Start of EXTRACTED RECORDS
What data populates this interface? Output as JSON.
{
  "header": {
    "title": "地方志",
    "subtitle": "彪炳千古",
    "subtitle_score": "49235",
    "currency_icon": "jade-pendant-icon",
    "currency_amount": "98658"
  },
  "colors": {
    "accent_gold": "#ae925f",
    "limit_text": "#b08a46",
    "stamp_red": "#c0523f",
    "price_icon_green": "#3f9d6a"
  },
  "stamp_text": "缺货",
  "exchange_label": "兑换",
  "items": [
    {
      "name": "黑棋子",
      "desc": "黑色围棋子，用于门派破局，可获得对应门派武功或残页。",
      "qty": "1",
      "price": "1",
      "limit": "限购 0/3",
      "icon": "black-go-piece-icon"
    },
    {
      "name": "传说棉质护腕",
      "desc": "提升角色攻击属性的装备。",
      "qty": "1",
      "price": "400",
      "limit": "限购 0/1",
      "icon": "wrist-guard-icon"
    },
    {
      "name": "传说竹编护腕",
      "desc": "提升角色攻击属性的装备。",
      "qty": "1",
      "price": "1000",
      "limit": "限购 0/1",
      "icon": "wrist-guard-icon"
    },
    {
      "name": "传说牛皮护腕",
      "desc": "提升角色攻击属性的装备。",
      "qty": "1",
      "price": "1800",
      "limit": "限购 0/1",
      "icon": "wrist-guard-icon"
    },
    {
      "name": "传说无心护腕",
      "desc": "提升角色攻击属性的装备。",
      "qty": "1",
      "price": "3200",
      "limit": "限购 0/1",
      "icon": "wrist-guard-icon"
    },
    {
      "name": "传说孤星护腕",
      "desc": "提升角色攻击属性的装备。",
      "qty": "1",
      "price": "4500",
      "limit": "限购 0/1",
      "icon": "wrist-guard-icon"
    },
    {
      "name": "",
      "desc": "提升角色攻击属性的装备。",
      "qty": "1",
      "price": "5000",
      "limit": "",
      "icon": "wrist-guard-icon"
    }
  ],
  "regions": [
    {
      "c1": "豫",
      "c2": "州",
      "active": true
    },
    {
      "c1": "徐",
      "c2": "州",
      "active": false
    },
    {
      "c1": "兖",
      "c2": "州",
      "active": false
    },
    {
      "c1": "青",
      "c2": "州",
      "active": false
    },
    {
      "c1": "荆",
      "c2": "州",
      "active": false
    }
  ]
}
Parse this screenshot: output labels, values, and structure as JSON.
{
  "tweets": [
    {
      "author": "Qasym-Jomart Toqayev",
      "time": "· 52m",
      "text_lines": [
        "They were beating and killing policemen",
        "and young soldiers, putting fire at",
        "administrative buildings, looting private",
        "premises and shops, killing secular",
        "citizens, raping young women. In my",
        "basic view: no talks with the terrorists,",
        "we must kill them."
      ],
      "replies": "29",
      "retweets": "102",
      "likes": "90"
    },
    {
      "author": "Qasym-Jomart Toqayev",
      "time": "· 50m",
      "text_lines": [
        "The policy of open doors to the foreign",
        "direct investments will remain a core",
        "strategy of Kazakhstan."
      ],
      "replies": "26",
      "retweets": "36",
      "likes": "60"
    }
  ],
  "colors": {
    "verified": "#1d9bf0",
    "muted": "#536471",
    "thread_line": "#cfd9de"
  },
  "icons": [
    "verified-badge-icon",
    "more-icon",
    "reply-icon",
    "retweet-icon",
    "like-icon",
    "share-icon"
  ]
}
End of EXTRACTED RECORDS
Output the data above exactly, please, line for line.

What data populates this interface? Output as JSON.
{
  "header": {
    "title": "地方志",
    "subtitle": "彪炳千古",
    "subtitle_score": "49235",
    "currency_icon": "jade-pendant-icon",
    "currency_amount": "98658"
  },
  "colors": {
    "accent_gold": "#ae925f",
    "limit_text": "#b08a46",
    "stamp_red": "#c0523f",
    "price_icon_green": "#3f9d6a"
  },
  "stamp_text": "缺货",
  "exchange_label": "兑换",
  "items": [
    {
      "name": "黑棋子",
      "desc": "黑色围棋子，用于门派破局，可获得对应门派武功或残页。",
      "qty": "1",
      "price": "1",
      "limit": "限购 0/3",
      "icon": "black-go-piece-icon"
    },
    {
      "name": "传说棉质护腕",
      "desc": "提升角色攻击属性的装备。",
      "qty": "1",
      "price": "400",
      "limit": "限购 0/1",
      "icon": "wrist-guard-icon"
    },
    {
      "name": "传说竹编护腕",
      "desc": "提升角色攻击属性的装备。",
      "qty": "1",
      "price": "1000",
      "limit": "限购 0/1",
      "icon": "wrist-guard-icon"
    },
    {
      "name": "传说牛皮护腕",
      "desc": "提升角色攻击属性的装备。",
      "qty": "1",
      "price": "1800",
      "limit": "限购 0/1",
      "icon": "wrist-guard-icon"
    },
    {
      "name": "传说无心护腕",
      "desc": "提升角色攻击属性的装备。",
      "qty": "1",
      "price": "3200",
      "limit": "限购 0/1",
      "icon": "wrist-guard-icon"
    },
    {
      "name": "传说孤星护腕",
      "desc": "提升角色攻击属性的装备。",
      "qty": "1",
      "price": "4500",
      "limit": "限购 0/1",
      "icon": "wrist-guard-icon"
    },
    {
      "name": "",
      "desc": "提升角色攻击属性的装备。",
      "qty": "1",
      "price": "5000",
      "limit": "",
      "icon": "wrist-guard-icon"
    }
  ],
  "regions": [
    {
      "c1": "豫",
      "c2": "州",
      "active": true
    },
    {
      "c1": "徐",
      "c2": "州",
      "active": false
    },
    {
      "c1": "兖",
      "c2": "州",
      "active": false
    },
    {
      "c1": "青",
      "c2": "州",
      "active": false
    },
    {
      "c1": "荆",
      "c2": "州",
      "active": false
    }
  ]
}
Parse this screenshot: output labels, values, and structure as JSON.
{
  "tweets": [
    {
      "author": "Qasym-Jomart Toqayev",
      "time": "· 52m",
      "text_lines": [
        "They were beating and killing policemen",
        "and young soldiers, putting fire at",
        "administrative buildings, looting private",
        "premises and shops, killing secular",
        "citizens, raping young women. In my",
        "basic view: no talks with the terrorists,",
        "we must kill them."
      ],
      "replies": "29",
      "retweets": "102",
      "likes": "90"
    },
    {
      "author": "Qasym-Jomart Toqayev",
      "time": "· 50m",
      "text_lines": [
        "The policy of open doors to the foreign",
        "direct investments will remain a core",
        "strategy of Kazakhstan."
      ],
      "replies": "26",
      "retweets": "36",
      "likes": "60"
    }
  ],
  "colors": {
    "verified": "#1d9bf0",
    "muted": "#536471",
    "thread_line": "#cfd9de"
  },
  "icons": [
    "verified-badge-icon",
    "more-icon",
    "reply-icon",
    "retweet-icon",
    "like-icon",
    "share-icon"
  ]
}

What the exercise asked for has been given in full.